> _REQUEST_
Reproduce all of the data below without alteration; exclude every picture.

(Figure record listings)
-.-.-
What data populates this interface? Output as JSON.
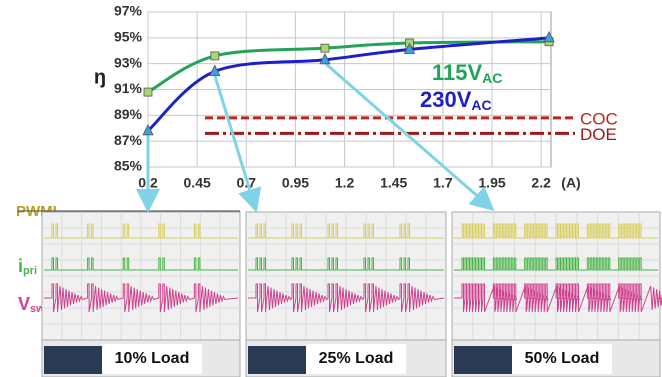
{
  "chart_data": {
    "type": "line",
    "y_label": "ŋ",
    "x_unit": "(A)",
    "x": [
      0.2,
      0.54,
      1.1,
      1.53,
      2.24
    ],
    "series": [
      {
        "name": "115V",
        "name_sub": "AC",
        "color": "#22a35a",
        "marker": "square",
        "values": [
          90.8,
          93.6,
          94.2,
          94.6,
          94.7
        ]
      },
      {
        "name": "230V",
        "name_sub": "AC",
        "color": "#1f1fc8",
        "marker": "triangle",
        "values": [
          87.8,
          92.4,
          93.3,
          94.1,
          95.0
        ]
      }
    ],
    "xlim": [
      0.2,
      2.25
    ],
    "xticks": [
      0.2,
      0.45,
      0.7,
      0.95,
      1.2,
      1.45,
      1.7,
      1.95,
      2.2
    ],
    "ylim": [
      85,
      97
    ],
    "yticks": [
      {
        "value": 85,
        "label": "85%"
      },
      {
        "value": 87,
        "label": "87%"
      },
      {
        "value": 89,
        "label": "89%"
      },
      {
        "value": 91,
        "label": "91%"
      },
      {
        "value": 93,
        "label": "93%"
      },
      {
        "value": 95,
        "label": "95%"
      },
      {
        "value": 97,
        "label": "97%"
      }
    ],
    "grid": true,
    "reference_lines": [
      {
        "label": "COC",
        "value": 88.8,
        "color": "#c0241c",
        "style": "dash"
      },
      {
        "label": "DOE",
        "value": 87.6,
        "color": "#a01818",
        "style": "dashdot"
      }
    ]
  },
  "scope": {
    "signals": [
      {
        "label": "PWML",
        "sub": ""
      },
      {
        "label": "i",
        "sub": "pri"
      },
      {
        "label": "V",
        "sub": "sw"
      }
    ],
    "panels": [
      {
        "label": "10% Load"
      },
      {
        "label": "25% Load"
      },
      {
        "label": "50% Load"
      }
    ]
  }
}
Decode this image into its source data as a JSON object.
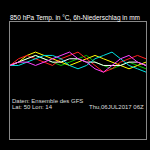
{
  "chart_data": {
    "type": "line",
    "title": "850 hPa Temp. in °C, 6h-Niederschlag in mm",
    "annotations": [
      "Lat: 50 Lon: 14",
      "Thu,06JUL2017 06Z",
      "Daten: Ensemble des GFS"
    ],
    "x": [
      0,
      24,
      48,
      72,
      96,
      120,
      144,
      168,
      192,
      216,
      240,
      264,
      288,
      312,
      336,
      360,
      384
    ],
    "xlim": [
      0,
      384
    ],
    "ylim": [
      -10,
      25
    ],
    "grid": false,
    "tick_labels": false,
    "series": [
      {
        "color": "#00c000",
        "values": [
          12,
          13,
          14,
          15,
          14,
          13,
          12,
          13,
          14,
          15,
          13,
          12,
          11,
          12,
          13,
          12,
          11
        ]
      },
      {
        "color": "#ffff00",
        "values": [
          12,
          13,
          15,
          16,
          15,
          14,
          13,
          12,
          13,
          14,
          15,
          14,
          13,
          12,
          11,
          12,
          13
        ]
      },
      {
        "color": "#ff2020",
        "values": [
          12,
          14,
          15,
          14,
          13,
          12,
          14,
          15,
          16,
          14,
          12,
          10,
          11,
          13,
          14,
          15,
          14
        ]
      },
      {
        "color": "#ffffff",
        "values": [
          12,
          13,
          14,
          15,
          14,
          13,
          13,
          14,
          14,
          13,
          13,
          12,
          12,
          12,
          13,
          13,
          12
        ]
      },
      {
        "color": "#00e0e0",
        "values": [
          12,
          12,
          13,
          14,
          15,
          15,
          14,
          12,
          11,
          12,
          14,
          15,
          16,
          14,
          12,
          11,
          10
        ]
      },
      {
        "color": "#ff40ff",
        "values": [
          12,
          13,
          13,
          12,
          13,
          14,
          15,
          16,
          14,
          13,
          11,
          10,
          12,
          14,
          15,
          13,
          12
        ]
      }
    ]
  }
}
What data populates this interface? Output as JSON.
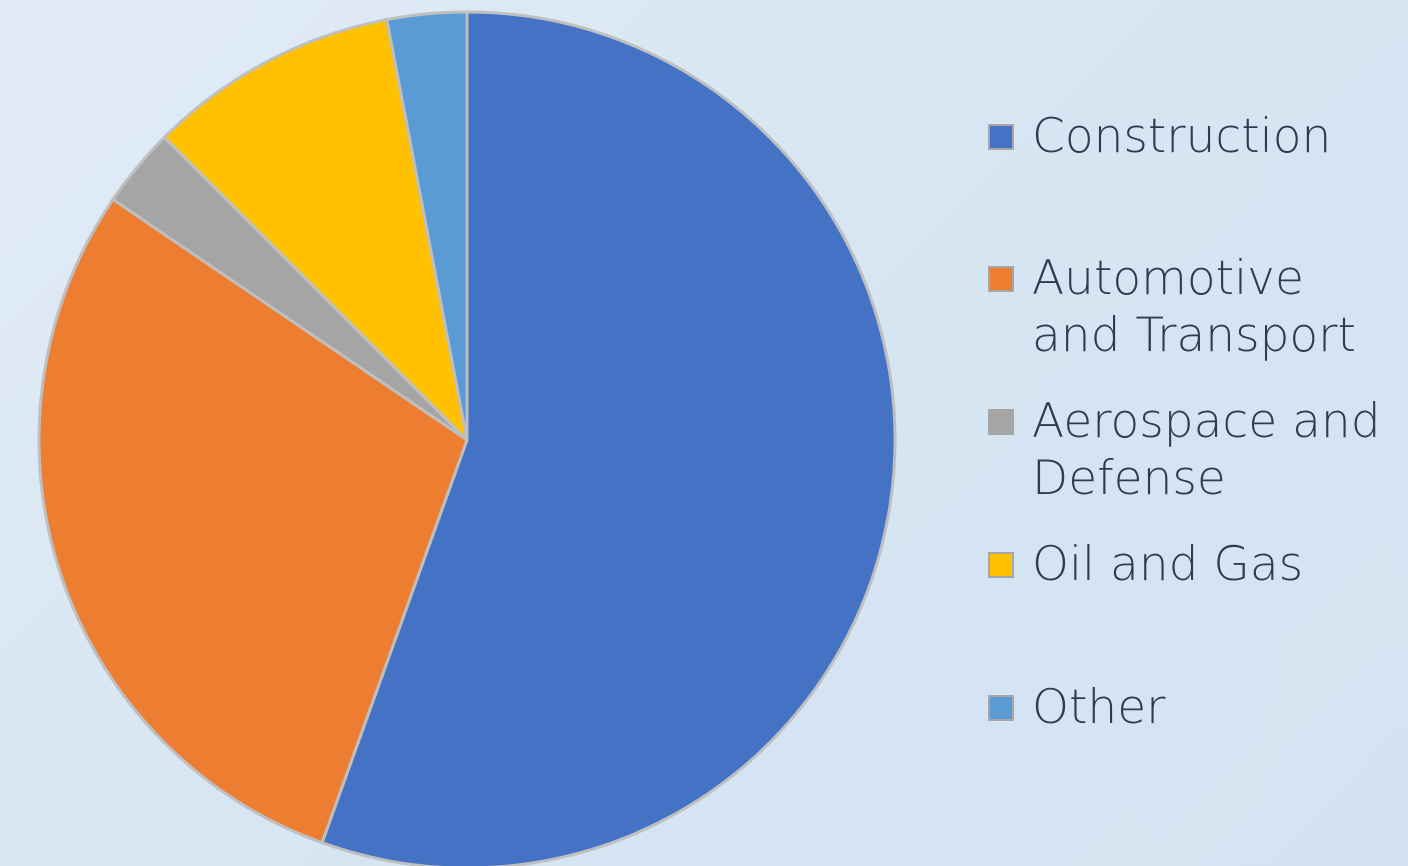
-.-.-
> _TASK RESULT_
What data populates this interface? Output as JSON.
{
  "chart_data": {
    "type": "line",
    "y_label": "ŋ",
    "x_unit": "(A)",
    "x": [
      0.2,
      0.54,
      1.1,
      1.53,
      2.24
    ],
    "series": [
      {
        "name": "115V",
        "name_sub": "AC",
        "color": "#22a35a",
        "marker": "square",
        "values": [
          90.8,
          93.6,
          94.2,
          94.6,
          94.7
        ]
      },
      {
        "name": "230V",
        "name_sub": "AC",
        "color": "#1f1fc8",
        "marker": "triangle",
        "values": [
          87.8,
          92.4,
          93.3,
          94.1,
          95.0
        ]
      }
    ],
    "xlim": [
      0.2,
      2.25
    ],
    "xticks": [
      0.2,
      0.45,
      0.7,
      0.95,
      1.2,
      1.45,
      1.7,
      1.95,
      2.2
    ],
    "ylim": [
      85,
      97
    ],
    "yticks": [
      {
        "value": 85,
        "label": "85%"
      },
      {
        "value": 87,
        "label": "87%"
      },
      {
        "value": 89,
        "label": "89%"
      },
      {
        "value": 91,
        "label": "91%"
      },
      {
        "value": 93,
        "label": "93%"
      },
      {
        "value": 95,
        "label": "95%"
      },
      {
        "value": 97,
        "label": "97%"
      }
    ],
    "grid": true,
    "reference_lines": [
      {
        "label": "COC",
        "value": 88.8,
        "color": "#c0241c",
        "style": "dash"
      },
      {
        "label": "DOE",
        "value": 87.6,
        "color": "#a01818",
        "style": "dashdot"
      }
    ]
  },
  "scope": {
    "signals": [
      {
        "label": "PWML",
        "sub": ""
      },
      {
        "label": "i",
        "sub": "pri"
      },
      {
        "label": "V",
        "sub": "sw"
      }
    ],
    "panels": [
      {
        "label": "10% Load"
      },
      {
        "label": "25% Load"
      },
      {
        "label": "50% Load"
      }
    ]
  }
}
Decode this image into its source data as a JSON object.
{
  "chart_data": {
    "type": "line",
    "title": "850 hPa Temp. in °C, 6h-Niederschlag in mm",
    "annotations": [
      "Lat: 50 Lon: 14",
      "Thu,06JUL2017 06Z",
      "Daten: Ensemble des GFS"
    ],
    "x": [
      0,
      24,
      48,
      72,
      96,
      120,
      144,
      168,
      192,
      216,
      240,
      264,
      288,
      312,
      336,
      360,
      384
    ],
    "xlim": [
      0,
      384
    ],
    "ylim": [
      -10,
      25
    ],
    "grid": false,
    "tick_labels": false,
    "series": [
      {
        "color": "#00c000",
        "values": [
          12,
          13,
          14,
          15,
          14,
          13,
          12,
          13,
          14,
          15,
          13,
          12,
          11,
          12,
          13,
          12,
          11
        ]
      },
      {
        "color": "#ffff00",
        "values": [
          12,
          13,
          15,
          16,
          15,
          14,
          13,
          12,
          13,
          14,
          15,
          14,
          13,
          12,
          11,
          12,
          13
        ]
      },
      {
        "color": "#ff2020",
        "values": [
          12,
          14,
          15,
          14,
          13,
          12,
          14,
          15,
          16,
          14,
          12,
          10,
          11,
          13,
          14,
          15,
          14
        ]
      },
      {
        "color": "#ffffff",
        "values": [
          12,
          13,
          14,
          15,
          14,
          13,
          13,
          14,
          14,
          13,
          13,
          12,
          12,
          12,
          13,
          13,
          12
        ]
      },
      {
        "color": "#00e0e0",
        "values": [
          12,
          12,
          13,
          14,
          15,
          15,
          14,
          12,
          11,
          12,
          14,
          15,
          16,
          14,
          12,
          11,
          10
        ]
      },
      {
        "color": "#ff40ff",
        "values": [
          12,
          13,
          13,
          12,
          13,
          14,
          15,
          16,
          14,
          13,
          11,
          10,
          12,
          14,
          15,
          13,
          12
        ]
      }
    ]
  }
}
What data populates this interface? Output as JSON.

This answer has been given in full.